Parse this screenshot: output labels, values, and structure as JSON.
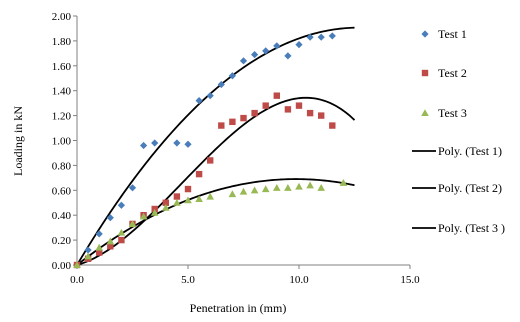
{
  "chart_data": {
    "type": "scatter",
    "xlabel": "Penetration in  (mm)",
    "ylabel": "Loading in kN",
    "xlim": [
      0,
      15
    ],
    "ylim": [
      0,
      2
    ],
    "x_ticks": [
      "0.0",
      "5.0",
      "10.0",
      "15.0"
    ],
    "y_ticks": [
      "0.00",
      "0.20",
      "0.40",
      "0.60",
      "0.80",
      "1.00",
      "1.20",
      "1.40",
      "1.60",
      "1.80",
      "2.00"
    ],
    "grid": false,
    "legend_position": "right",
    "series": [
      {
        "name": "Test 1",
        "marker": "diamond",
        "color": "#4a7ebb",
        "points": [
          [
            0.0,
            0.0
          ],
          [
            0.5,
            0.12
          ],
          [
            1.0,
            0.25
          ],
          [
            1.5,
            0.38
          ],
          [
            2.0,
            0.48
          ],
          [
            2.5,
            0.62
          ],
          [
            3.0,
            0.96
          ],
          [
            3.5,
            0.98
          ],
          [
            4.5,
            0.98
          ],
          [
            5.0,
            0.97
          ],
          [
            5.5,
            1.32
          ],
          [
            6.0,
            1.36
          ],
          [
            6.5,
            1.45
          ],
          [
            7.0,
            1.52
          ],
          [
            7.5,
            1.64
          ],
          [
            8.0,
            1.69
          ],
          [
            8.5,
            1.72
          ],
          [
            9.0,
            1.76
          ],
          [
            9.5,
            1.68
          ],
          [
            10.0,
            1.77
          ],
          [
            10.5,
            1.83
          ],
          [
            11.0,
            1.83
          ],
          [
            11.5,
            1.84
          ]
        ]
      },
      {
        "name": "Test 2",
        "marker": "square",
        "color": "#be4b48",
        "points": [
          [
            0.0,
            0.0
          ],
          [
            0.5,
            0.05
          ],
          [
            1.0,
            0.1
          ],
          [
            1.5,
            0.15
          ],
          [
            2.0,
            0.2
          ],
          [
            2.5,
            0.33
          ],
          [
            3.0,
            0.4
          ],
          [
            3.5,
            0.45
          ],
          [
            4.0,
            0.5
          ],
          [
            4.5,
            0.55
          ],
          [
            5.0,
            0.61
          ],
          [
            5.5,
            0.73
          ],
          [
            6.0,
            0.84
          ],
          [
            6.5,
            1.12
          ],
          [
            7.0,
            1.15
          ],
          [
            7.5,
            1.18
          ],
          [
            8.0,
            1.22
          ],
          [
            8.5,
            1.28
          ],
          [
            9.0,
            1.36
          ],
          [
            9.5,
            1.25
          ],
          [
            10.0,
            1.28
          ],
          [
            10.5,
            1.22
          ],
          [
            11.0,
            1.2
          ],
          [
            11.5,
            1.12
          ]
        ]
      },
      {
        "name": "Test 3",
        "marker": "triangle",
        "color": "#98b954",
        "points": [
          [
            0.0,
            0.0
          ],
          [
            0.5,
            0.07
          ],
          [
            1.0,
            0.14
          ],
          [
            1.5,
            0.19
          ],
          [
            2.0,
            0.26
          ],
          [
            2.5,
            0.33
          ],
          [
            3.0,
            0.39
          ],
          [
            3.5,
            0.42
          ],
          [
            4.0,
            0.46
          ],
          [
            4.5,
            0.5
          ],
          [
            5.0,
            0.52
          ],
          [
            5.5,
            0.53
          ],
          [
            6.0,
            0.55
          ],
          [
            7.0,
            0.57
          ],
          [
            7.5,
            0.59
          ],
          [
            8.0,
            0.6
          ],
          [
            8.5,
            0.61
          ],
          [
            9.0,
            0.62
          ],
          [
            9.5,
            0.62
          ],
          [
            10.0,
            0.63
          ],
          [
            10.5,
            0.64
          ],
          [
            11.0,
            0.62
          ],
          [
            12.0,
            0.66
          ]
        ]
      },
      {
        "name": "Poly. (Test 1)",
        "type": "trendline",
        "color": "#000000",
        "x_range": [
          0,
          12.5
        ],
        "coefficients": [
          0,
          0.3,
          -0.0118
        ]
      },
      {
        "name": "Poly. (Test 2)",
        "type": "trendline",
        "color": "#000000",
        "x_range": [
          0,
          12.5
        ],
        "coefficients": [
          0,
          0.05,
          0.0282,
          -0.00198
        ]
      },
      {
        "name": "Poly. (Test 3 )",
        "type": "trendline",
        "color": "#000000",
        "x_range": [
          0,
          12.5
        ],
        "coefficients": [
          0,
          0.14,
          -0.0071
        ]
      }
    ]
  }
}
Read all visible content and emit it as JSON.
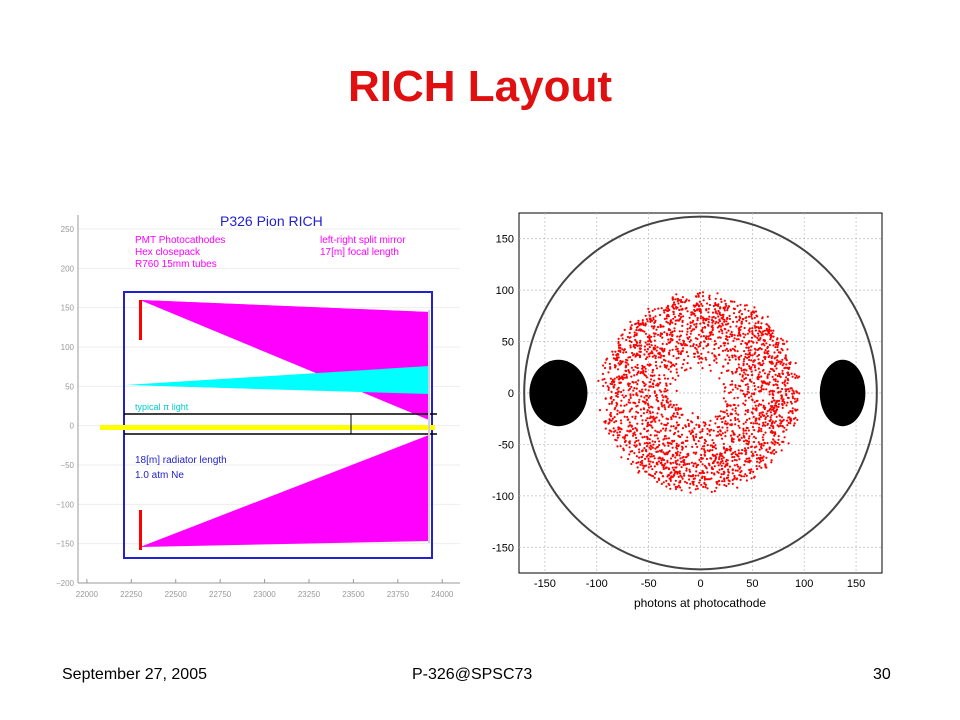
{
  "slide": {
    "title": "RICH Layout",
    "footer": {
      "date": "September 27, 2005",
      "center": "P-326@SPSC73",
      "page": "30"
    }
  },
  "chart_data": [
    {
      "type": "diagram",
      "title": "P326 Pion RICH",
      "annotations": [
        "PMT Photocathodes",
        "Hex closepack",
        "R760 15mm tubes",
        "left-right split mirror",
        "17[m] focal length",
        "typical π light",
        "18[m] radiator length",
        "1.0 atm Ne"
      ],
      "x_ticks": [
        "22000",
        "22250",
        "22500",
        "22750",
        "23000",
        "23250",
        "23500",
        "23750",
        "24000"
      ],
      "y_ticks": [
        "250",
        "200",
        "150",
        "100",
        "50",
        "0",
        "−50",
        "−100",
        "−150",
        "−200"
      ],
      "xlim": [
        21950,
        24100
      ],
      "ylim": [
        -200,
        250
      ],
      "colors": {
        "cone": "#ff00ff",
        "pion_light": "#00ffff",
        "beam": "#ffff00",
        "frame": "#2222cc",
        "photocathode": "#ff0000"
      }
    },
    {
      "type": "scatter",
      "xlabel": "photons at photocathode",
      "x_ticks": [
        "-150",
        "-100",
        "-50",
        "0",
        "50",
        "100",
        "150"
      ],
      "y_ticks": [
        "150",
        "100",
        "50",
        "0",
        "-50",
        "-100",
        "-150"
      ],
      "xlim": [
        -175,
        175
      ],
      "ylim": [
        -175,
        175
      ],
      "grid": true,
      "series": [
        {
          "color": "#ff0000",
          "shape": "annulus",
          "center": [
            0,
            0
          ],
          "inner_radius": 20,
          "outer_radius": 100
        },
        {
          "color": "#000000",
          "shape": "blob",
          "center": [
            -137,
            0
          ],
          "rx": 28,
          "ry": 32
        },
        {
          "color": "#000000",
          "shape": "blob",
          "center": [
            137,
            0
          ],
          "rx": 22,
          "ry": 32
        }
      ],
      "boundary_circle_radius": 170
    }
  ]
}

---------------

### To do
Only lines holding the string "RICH" are wanted; gather each one from the entries above.

### Full solution
    "title": "RICH Layout",
      "title": "P326 Pion RICH",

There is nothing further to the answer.